Figure collection entries
•••••
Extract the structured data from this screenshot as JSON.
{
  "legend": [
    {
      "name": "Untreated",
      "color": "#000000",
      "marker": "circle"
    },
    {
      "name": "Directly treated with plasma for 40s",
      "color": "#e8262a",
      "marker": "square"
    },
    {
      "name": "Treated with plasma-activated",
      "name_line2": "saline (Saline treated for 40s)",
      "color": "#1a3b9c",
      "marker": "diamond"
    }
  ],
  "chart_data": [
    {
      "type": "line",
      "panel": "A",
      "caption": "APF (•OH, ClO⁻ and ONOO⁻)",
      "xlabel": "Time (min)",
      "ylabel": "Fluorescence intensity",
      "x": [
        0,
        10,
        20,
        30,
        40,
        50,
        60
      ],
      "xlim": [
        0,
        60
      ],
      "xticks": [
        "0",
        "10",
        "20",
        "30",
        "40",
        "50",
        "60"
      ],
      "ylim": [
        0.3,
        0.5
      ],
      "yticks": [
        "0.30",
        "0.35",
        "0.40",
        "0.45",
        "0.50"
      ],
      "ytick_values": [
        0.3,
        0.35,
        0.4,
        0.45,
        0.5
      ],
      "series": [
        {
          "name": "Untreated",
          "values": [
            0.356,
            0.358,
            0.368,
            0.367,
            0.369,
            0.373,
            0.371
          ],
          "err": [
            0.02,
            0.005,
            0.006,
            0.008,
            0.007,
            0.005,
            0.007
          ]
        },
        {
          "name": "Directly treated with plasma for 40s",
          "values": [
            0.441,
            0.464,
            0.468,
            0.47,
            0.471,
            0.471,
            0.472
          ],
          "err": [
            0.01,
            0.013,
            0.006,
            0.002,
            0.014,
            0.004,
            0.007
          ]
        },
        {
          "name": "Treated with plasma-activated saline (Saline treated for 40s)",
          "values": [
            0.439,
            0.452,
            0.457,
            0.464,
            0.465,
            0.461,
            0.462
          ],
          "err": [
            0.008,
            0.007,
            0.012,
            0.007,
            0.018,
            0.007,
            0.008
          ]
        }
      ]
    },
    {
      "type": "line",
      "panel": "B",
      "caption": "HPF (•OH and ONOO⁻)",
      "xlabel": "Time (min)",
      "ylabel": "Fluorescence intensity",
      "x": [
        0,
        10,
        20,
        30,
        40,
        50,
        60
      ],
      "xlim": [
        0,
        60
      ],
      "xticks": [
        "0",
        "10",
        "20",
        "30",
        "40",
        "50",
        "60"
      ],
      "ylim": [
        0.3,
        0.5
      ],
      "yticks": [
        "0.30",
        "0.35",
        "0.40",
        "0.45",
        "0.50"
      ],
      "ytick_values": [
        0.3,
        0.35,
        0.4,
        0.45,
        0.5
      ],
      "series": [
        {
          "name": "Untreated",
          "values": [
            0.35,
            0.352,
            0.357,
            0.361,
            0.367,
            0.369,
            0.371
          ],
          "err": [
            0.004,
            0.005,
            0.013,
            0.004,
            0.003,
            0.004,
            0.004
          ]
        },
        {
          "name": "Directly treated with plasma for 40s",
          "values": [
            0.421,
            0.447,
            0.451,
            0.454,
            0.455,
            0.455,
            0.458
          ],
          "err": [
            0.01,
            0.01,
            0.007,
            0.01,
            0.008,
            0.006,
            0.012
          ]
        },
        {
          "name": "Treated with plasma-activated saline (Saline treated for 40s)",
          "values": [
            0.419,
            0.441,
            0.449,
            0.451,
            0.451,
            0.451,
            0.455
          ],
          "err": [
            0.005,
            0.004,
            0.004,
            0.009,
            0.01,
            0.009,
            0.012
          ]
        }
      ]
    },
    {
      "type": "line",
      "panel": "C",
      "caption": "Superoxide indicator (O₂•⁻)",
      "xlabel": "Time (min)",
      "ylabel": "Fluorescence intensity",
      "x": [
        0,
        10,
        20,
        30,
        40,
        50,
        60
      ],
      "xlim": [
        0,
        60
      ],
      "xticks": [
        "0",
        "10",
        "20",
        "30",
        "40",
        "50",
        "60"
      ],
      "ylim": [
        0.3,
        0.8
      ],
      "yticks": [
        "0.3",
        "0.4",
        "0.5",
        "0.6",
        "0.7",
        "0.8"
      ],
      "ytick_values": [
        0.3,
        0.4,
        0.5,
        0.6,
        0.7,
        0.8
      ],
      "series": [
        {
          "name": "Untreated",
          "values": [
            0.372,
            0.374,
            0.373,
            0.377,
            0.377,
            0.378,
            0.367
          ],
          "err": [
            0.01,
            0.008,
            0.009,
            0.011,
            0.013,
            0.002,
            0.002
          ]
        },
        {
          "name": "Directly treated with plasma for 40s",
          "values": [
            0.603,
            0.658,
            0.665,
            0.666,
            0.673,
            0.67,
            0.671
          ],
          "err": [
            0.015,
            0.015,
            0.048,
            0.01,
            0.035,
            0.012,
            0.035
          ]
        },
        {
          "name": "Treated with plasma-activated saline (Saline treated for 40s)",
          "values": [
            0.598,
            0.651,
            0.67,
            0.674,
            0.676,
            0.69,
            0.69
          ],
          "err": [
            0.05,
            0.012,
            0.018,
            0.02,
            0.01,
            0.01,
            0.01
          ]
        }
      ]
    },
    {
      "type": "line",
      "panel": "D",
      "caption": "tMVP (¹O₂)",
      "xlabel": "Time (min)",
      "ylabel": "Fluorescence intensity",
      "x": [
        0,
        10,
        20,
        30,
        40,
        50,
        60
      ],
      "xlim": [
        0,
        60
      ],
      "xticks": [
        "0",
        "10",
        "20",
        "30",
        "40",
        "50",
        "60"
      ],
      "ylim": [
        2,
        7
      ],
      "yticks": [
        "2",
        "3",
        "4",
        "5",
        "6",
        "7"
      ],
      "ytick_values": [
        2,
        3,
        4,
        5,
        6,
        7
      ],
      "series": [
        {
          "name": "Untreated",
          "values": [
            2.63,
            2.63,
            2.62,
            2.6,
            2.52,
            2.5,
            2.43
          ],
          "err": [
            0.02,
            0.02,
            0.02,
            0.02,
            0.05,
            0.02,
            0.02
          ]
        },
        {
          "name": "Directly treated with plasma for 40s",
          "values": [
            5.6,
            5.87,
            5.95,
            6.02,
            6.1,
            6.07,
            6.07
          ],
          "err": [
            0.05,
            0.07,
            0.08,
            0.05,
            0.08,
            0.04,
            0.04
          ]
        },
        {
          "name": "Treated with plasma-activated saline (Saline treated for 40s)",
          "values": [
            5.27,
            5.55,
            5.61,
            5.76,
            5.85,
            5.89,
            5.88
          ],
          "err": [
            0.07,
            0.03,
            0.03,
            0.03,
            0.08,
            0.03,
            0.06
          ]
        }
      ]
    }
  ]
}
•••••
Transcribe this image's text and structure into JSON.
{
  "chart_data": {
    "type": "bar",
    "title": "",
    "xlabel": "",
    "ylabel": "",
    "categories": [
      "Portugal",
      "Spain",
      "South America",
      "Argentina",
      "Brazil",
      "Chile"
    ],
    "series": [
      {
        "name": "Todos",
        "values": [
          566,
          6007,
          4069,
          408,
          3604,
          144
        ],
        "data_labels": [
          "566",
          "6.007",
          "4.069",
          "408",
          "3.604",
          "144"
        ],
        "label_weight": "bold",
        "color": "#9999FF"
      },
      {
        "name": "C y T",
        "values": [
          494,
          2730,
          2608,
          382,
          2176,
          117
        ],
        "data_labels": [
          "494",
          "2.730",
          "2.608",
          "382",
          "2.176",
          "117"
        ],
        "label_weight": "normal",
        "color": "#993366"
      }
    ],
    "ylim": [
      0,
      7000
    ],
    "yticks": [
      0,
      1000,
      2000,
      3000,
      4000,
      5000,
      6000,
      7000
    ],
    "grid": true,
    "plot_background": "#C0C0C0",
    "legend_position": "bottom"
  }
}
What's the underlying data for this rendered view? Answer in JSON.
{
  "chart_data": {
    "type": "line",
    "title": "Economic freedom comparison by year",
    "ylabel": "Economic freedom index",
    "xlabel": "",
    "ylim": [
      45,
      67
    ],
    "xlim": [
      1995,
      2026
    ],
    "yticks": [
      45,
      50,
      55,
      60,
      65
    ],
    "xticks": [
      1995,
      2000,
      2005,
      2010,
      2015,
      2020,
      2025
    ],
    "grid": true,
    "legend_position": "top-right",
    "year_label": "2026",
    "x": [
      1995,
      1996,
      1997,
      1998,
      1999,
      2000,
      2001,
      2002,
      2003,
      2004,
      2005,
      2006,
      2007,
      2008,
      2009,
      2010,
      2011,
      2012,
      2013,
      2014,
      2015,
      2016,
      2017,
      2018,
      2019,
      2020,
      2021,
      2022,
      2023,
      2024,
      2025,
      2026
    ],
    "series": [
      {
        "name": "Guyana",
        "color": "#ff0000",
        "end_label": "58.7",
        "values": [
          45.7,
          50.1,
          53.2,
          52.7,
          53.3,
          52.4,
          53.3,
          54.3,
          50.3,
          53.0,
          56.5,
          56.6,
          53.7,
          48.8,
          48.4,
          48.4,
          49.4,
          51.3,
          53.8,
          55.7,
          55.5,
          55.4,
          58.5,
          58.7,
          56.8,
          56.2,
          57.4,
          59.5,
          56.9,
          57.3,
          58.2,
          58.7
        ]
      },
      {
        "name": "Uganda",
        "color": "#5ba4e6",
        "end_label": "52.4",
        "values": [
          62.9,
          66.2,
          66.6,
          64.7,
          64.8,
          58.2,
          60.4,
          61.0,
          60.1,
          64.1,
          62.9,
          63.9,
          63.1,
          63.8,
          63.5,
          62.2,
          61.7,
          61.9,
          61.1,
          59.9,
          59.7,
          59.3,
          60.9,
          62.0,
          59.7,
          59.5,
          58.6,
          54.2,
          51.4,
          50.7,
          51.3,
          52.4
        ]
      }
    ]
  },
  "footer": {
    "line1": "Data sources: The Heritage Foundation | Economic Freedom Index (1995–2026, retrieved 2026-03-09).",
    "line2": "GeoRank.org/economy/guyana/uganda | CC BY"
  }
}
•••••
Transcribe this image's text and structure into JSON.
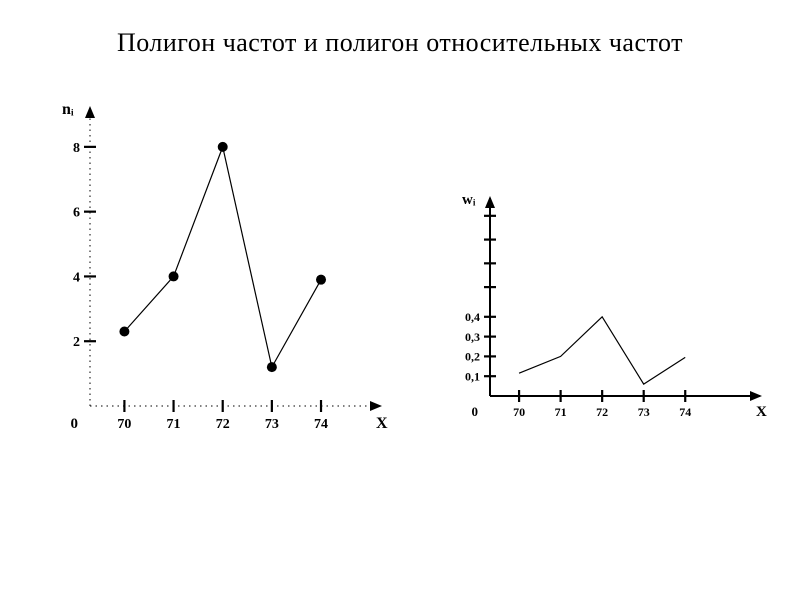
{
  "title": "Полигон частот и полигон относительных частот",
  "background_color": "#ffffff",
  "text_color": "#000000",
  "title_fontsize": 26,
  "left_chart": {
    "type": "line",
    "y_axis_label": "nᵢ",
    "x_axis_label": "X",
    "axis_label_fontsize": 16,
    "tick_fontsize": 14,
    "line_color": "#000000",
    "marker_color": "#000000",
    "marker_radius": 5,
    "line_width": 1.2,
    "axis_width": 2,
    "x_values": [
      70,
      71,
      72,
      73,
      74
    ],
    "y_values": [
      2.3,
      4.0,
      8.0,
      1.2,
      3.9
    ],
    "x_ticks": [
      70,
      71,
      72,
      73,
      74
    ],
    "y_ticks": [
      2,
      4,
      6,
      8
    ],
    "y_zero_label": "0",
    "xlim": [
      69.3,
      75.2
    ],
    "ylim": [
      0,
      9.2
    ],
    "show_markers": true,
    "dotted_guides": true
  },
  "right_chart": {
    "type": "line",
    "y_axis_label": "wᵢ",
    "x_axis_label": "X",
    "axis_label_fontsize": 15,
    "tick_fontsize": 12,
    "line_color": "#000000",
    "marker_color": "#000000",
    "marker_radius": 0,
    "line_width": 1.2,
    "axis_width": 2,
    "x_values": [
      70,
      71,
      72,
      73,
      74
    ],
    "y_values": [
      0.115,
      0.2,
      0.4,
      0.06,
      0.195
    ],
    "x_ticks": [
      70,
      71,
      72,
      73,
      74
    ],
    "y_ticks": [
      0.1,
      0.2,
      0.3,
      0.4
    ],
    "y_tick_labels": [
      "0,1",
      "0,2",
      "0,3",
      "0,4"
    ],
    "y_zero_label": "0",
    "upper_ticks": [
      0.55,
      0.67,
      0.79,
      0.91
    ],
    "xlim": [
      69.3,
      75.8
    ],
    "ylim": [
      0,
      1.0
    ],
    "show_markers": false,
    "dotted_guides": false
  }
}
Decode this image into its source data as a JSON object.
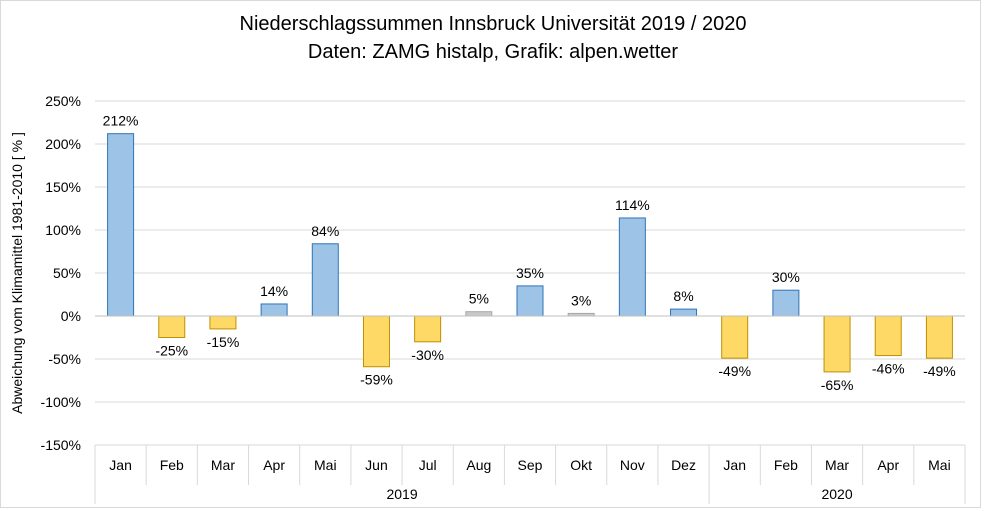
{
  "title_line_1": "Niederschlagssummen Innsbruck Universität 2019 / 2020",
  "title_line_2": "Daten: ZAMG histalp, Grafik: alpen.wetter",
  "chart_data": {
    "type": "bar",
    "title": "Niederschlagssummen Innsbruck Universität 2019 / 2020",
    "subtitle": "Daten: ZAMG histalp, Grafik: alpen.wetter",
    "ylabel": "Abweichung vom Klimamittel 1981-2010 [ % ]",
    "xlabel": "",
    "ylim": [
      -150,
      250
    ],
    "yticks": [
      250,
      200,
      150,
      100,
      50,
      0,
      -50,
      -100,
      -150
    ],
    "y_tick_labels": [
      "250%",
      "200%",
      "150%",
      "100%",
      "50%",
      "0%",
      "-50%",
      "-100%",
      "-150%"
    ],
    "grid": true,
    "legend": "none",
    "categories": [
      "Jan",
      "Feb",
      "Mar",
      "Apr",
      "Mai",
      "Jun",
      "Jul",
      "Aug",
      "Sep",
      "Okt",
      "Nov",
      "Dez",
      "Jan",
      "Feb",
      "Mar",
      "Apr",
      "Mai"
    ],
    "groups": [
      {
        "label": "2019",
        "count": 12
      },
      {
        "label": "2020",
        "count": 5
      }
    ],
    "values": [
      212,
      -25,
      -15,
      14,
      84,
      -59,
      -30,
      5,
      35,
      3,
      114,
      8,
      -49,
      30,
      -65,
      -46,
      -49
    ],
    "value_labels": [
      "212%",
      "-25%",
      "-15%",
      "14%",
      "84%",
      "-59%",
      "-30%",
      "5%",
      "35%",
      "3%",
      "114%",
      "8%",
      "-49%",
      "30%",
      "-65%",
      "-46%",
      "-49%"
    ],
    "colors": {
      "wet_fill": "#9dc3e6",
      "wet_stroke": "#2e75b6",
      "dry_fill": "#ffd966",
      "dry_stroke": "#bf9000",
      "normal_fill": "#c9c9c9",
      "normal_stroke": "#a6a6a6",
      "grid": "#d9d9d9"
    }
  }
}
•••••
## Problem to work on
Of all the lines in the material above, how many contain the word "caption"? Give only the count.

## Answer for the task
4